__Exercise inputs__.

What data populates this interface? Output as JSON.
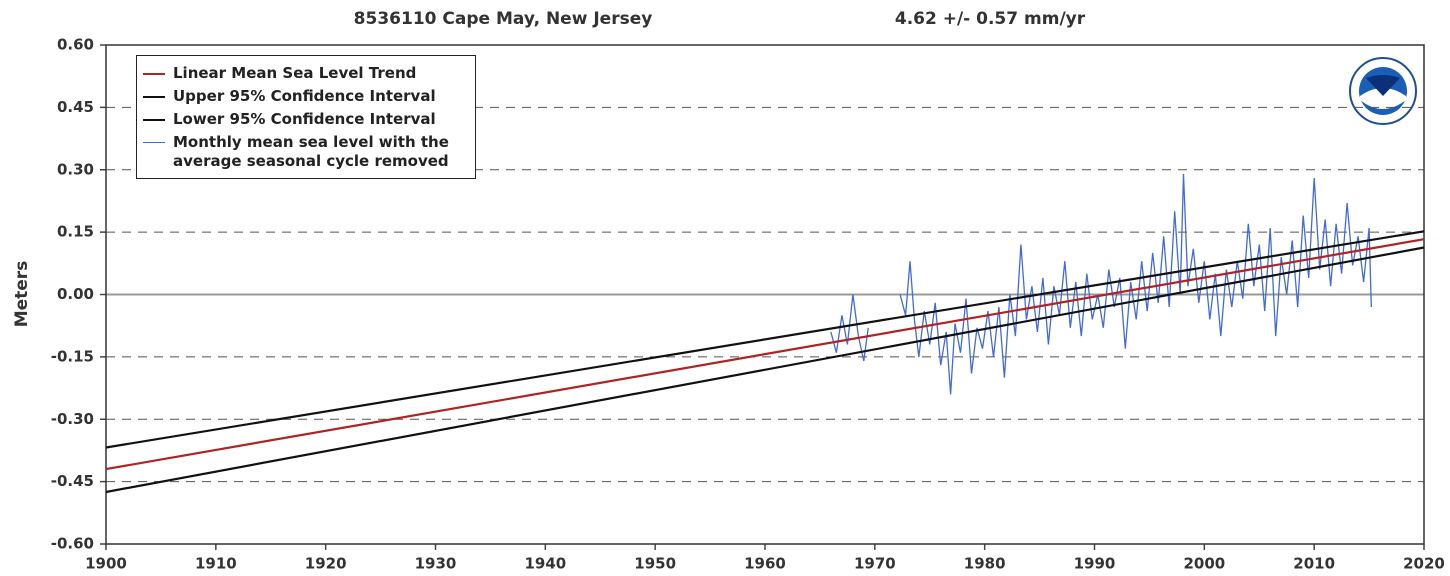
{
  "chart_data": {
    "type": "line",
    "title": "8536110 Cape May, New Jersey",
    "subtitle": "4.62 +/-  0.57 mm/yr",
    "y_label": "Meters",
    "xlim": [
      1900,
      2020
    ],
    "xticks": [
      1900,
      1910,
      1920,
      1930,
      1940,
      1950,
      1960,
      1970,
      1980,
      1990,
      2000,
      2010,
      2020
    ],
    "ylim": [
      -0.6,
      0.6
    ],
    "yticks": [
      {
        "value": -0.6,
        "label": "-0.60"
      },
      {
        "value": -0.45,
        "label": "-0.45"
      },
      {
        "value": -0.3,
        "label": "-0.30"
      },
      {
        "value": -0.15,
        "label": "-0.15"
      },
      {
        "value": 0,
        "label": "0.00"
      },
      {
        "value": 0.15,
        "label": "0.15"
      },
      {
        "value": 0.3,
        "label": "0.30"
      },
      {
        "value": 0.45,
        "label": "0.45"
      },
      {
        "value": 0.6,
        "label": "0.60"
      }
    ],
    "grid": true,
    "legend": "upper left",
    "series": [
      {
        "name": "Linear Mean Sea Level Trend",
        "color": "#b22222",
        "x": [
          1900,
          2020
        ],
        "values": [
          -0.42,
          0.133
        ]
      },
      {
        "name": "Upper 95% Confidence Interval",
        "color": "#111111",
        "x": [
          1900,
          2020
        ],
        "values": [
          -0.368,
          0.152
        ]
      },
      {
        "name": "Lower 95% Confidence Interval",
        "color": "#111111",
        "x": [
          1900,
          2020
        ],
        "values": [
          -0.475,
          0.113
        ]
      },
      {
        "name": "Monthly mean sea level with the average seasonal cycle removed",
        "color": "#4169e1",
        "x": [
          1966.0,
          1966.5,
          1967.0,
          1967.5,
          1968.0,
          1968.5,
          1969.0,
          1969.4,
          1970.5,
          1972.3,
          1972.8,
          1973.2,
          1973.6,
          1974.0,
          1974.5,
          1975.0,
          1975.5,
          1976.0,
          1976.5,
          1976.9,
          1977.3,
          1977.8,
          1978.3,
          1978.8,
          1979.3,
          1979.8,
          1980.3,
          1980.8,
          1981.3,
          1981.8,
          1982.3,
          1982.8,
          1983.3,
          1983.8,
          1984.3,
          1984.8,
          1985.3,
          1985.8,
          1986.3,
          1986.8,
          1987.3,
          1987.8,
          1988.3,
          1988.8,
          1989.3,
          1989.8,
          1990.3,
          1990.8,
          1991.3,
          1991.8,
          1992.3,
          1992.8,
          1993.3,
          1993.8,
          1994.3,
          1994.8,
          1995.3,
          1995.8,
          1996.3,
          1996.8,
          1997.3,
          1997.8,
          1998.1,
          1998.5,
          1999.0,
          1999.5,
          2000.0,
          2000.5,
          2001.0,
          2001.5,
          2002.0,
          2002.5,
          2003.0,
          2003.5,
          2004.0,
          2004.5,
          2005.0,
          2005.5,
          2006.0,
          2006.5,
          2007.0,
          2007.5,
          2008.0,
          2008.5,
          2009.0,
          2009.5,
          2010.0,
          2010.5,
          2011.0,
          2011.5,
          2012.0,
          2012.5,
          2013.0,
          2013.5,
          2014.0,
          2014.5,
          2015.0,
          2015.2
        ],
        "values": [
          -0.09,
          -0.14,
          -0.05,
          -0.12,
          0.0,
          -0.1,
          -0.16,
          -0.08,
          null,
          0.0,
          -0.05,
          0.08,
          -0.06,
          -0.15,
          -0.04,
          -0.12,
          -0.02,
          -0.17,
          -0.09,
          -0.24,
          -0.07,
          -0.14,
          -0.01,
          -0.19,
          -0.08,
          -0.13,
          -0.04,
          -0.15,
          -0.03,
          -0.2,
          0.0,
          -0.1,
          0.12,
          -0.06,
          0.02,
          -0.09,
          0.04,
          -0.12,
          0.02,
          -0.05,
          0.08,
          -0.08,
          0.03,
          -0.1,
          0.05,
          -0.06,
          0.0,
          -0.08,
          0.06,
          -0.03,
          0.04,
          -0.13,
          0.03,
          -0.06,
          0.08,
          -0.04,
          0.1,
          -0.02,
          0.14,
          -0.03,
          0.2,
          0.0,
          0.29,
          0.02,
          0.11,
          -0.02,
          0.08,
          -0.06,
          0.05,
          -0.1,
          0.06,
          -0.03,
          0.08,
          -0.01,
          0.17,
          0.02,
          0.12,
          -0.04,
          0.16,
          -0.1,
          0.09,
          0.0,
          0.13,
          -0.03,
          0.19,
          0.04,
          0.28,
          0.06,
          0.18,
          0.02,
          0.17,
          0.05,
          0.22,
          0.07,
          0.14,
          0.03,
          0.16,
          -0.03
        ]
      }
    ]
  }
}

__Written exercise__. Would you return the data exactly as written, without the pictures?

__Result for this task__.
What data populates this interface? Output as JSON.
{
  "chart_data": {
    "type": "line",
    "title": "8536110 Cape May, New Jersey",
    "subtitle": "4.62 +/-  0.57 mm/yr",
    "y_label": "Meters",
    "xlim": [
      1900,
      2020
    ],
    "xticks": [
      1900,
      1910,
      1920,
      1930,
      1940,
      1950,
      1960,
      1970,
      1980,
      1990,
      2000,
      2010,
      2020
    ],
    "ylim": [
      -0.6,
      0.6
    ],
    "yticks": [
      {
        "value": -0.6,
        "label": "-0.60"
      },
      {
        "value": -0.45,
        "label": "-0.45"
      },
      {
        "value": -0.3,
        "label": "-0.30"
      },
      {
        "value": -0.15,
        "label": "-0.15"
      },
      {
        "value": 0,
        "label": "0.00"
      },
      {
        "value": 0.15,
        "label": "0.15"
      },
      {
        "value": 0.3,
        "label": "0.30"
      },
      {
        "value": 0.45,
        "label": "0.45"
      },
      {
        "value": 0.6,
        "label": "0.60"
      }
    ],
    "grid": true,
    "legend": "upper left",
    "series": [
      {
        "name": "Linear Mean Sea Level Trend",
        "color": "#b22222",
        "x": [
          1900,
          2020
        ],
        "values": [
          -0.42,
          0.133
        ]
      },
      {
        "name": "Upper 95% Confidence Interval",
        "color": "#111111",
        "x": [
          1900,
          2020
        ],
        "values": [
          -0.368,
          0.152
        ]
      },
      {
        "name": "Lower 95% Confidence Interval",
        "color": "#111111",
        "x": [
          1900,
          2020
        ],
        "values": [
          -0.475,
          0.113
        ]
      },
      {
        "name": "Monthly mean sea level with the average seasonal cycle removed",
        "color": "#4169e1",
        "x": [
          1966.0,
          1966.5,
          1967.0,
          1967.5,
          1968.0,
          1968.5,
          1969.0,
          1969.4,
          1970.5,
          1972.3,
          1972.8,
          1973.2,
          1973.6,
          1974.0,
          1974.5,
          1975.0,
          1975.5,
          1976.0,
          1976.5,
          1976.9,
          1977.3,
          1977.8,
          1978.3,
          1978.8,
          1979.3,
          1979.8,
          1980.3,
          1980.8,
          1981.3,
          1981.8,
          1982.3,
          1982.8,
          1983.3,
          1983.8,
          1984.3,
          1984.8,
          1985.3,
          1985.8,
          1986.3,
          1986.8,
          1987.3,
          1987.8,
          1988.3,
          1988.8,
          1989.3,
          1989.8,
          1990.3,
          1990.8,
          1991.3,
          1991.8,
          1992.3,
          1992.8,
          1993.3,
          1993.8,
          1994.3,
          1994.8,
          1995.3,
          1995.8,
          1996.3,
          1996.8,
          1997.3,
          1997.8,
          1998.1,
          1998.5,
          1999.0,
          1999.5,
          2000.0,
          2000.5,
          2001.0,
          2001.5,
          2002.0,
          2002.5,
          2003.0,
          2003.5,
          2004.0,
          2004.5,
          2005.0,
          2005.5,
          2006.0,
          2006.5,
          2007.0,
          2007.5,
          2008.0,
          2008.5,
          2009.0,
          2009.5,
          2010.0,
          2010.5,
          2011.0,
          2011.5,
          2012.0,
          2012.5,
          2013.0,
          2013.5,
          2014.0,
          2014.5,
          2015.0,
          2015.2
        ],
        "values": [
          -0.09,
          -0.14,
          -0.05,
          -0.12,
          0.0,
          -0.1,
          -0.16,
          -0.08,
          null,
          0.0,
          -0.05,
          0.08,
          -0.06,
          -0.15,
          -0.04,
          -0.12,
          -0.02,
          -0.17,
          -0.09,
          -0.24,
          -0.07,
          -0.14,
          -0.01,
          -0.19,
          -0.08,
          -0.13,
          -0.04,
          -0.15,
          -0.03,
          -0.2,
          0.0,
          -0.1,
          0.12,
          -0.06,
          0.02,
          -0.09,
          0.04,
          -0.12,
          0.02,
          -0.05,
          0.08,
          -0.08,
          0.03,
          -0.1,
          0.05,
          -0.06,
          0.0,
          -0.08,
          0.06,
          -0.03,
          0.04,
          -0.13,
          0.03,
          -0.06,
          0.08,
          -0.04,
          0.1,
          -0.02,
          0.14,
          -0.03,
          0.2,
          0.0,
          0.29,
          0.02,
          0.11,
          -0.02,
          0.08,
          -0.06,
          0.05,
          -0.1,
          0.06,
          -0.03,
          0.08,
          -0.01,
          0.17,
          0.02,
          0.12,
          -0.04,
          0.16,
          -0.1,
          0.09,
          0.0,
          0.13,
          -0.03,
          0.19,
          0.04,
          0.28,
          0.06,
          0.18,
          0.02,
          0.17,
          0.05,
          0.22,
          0.07,
          0.14,
          0.03,
          0.16,
          -0.03
        ]
      }
    ]
  }
}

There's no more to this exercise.